### Your instructions
The records that follow must be reproduced in full, with every picture excluded.

### Entries supplied
● ● ● ● ● ● ●

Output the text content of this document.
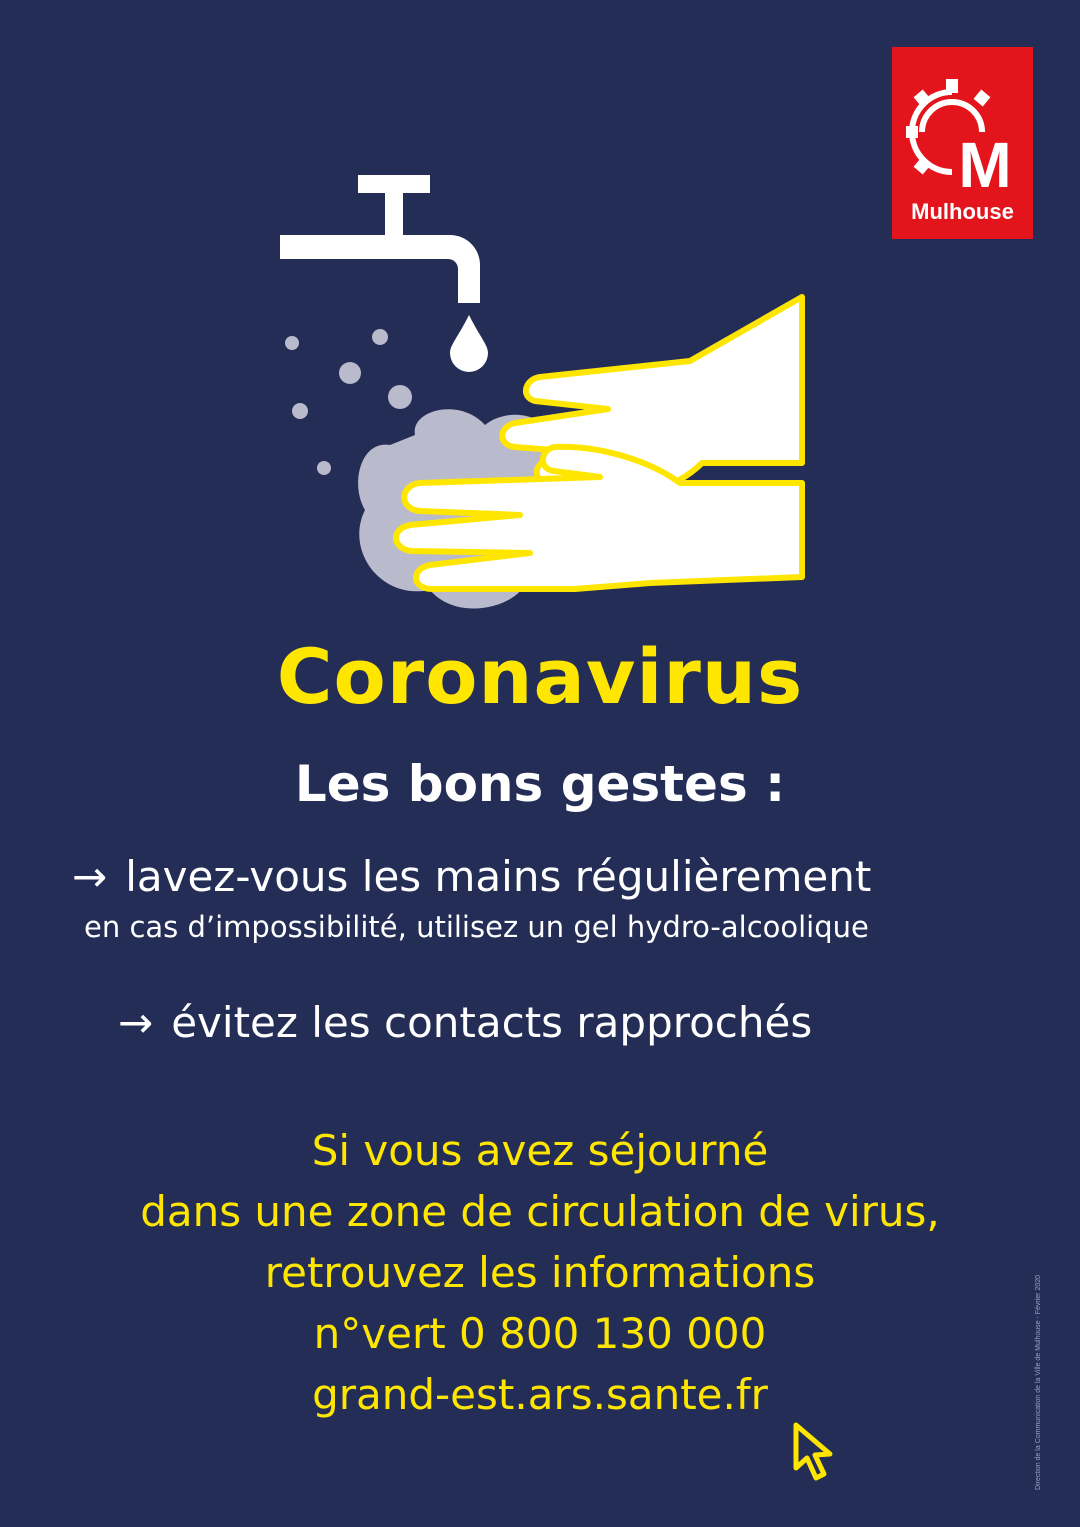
M
Mulhouse
Coronavirus
Les bons gestes :
→ lavez-vous les mains régulièrement
en cas d’impossibilité, utilisez un gel hydro-alcoolique
→ évitez les contacts rapprochés
Si vous avez séjourné
dans une zone de circulation de virus,
retrouvez les informations
n°vert 0 800 130 000
grand-est.ars.sante.fr	Direction de la Communication de la Ville de Mulhouse - Février 2020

● ● ● ● ● ● ●

### Answer to this exercise
Output the text content of this document.
M
Mulhouse
Coronavirus
Les bons gestes :
→ lavez-vous les mains régulièrement
en cas d’impossibilité, utilisez un gel hydro-alcoolique
→ évitez les contacts rapprochés
Si vous avez séjourné
dans une zone de circulation de virus,
retrouvez les informations
n°vert 0 800 130 000
grand-est.ars.sante.fr	Direction de la Communication de la Ville de Mulhouse - Février 2020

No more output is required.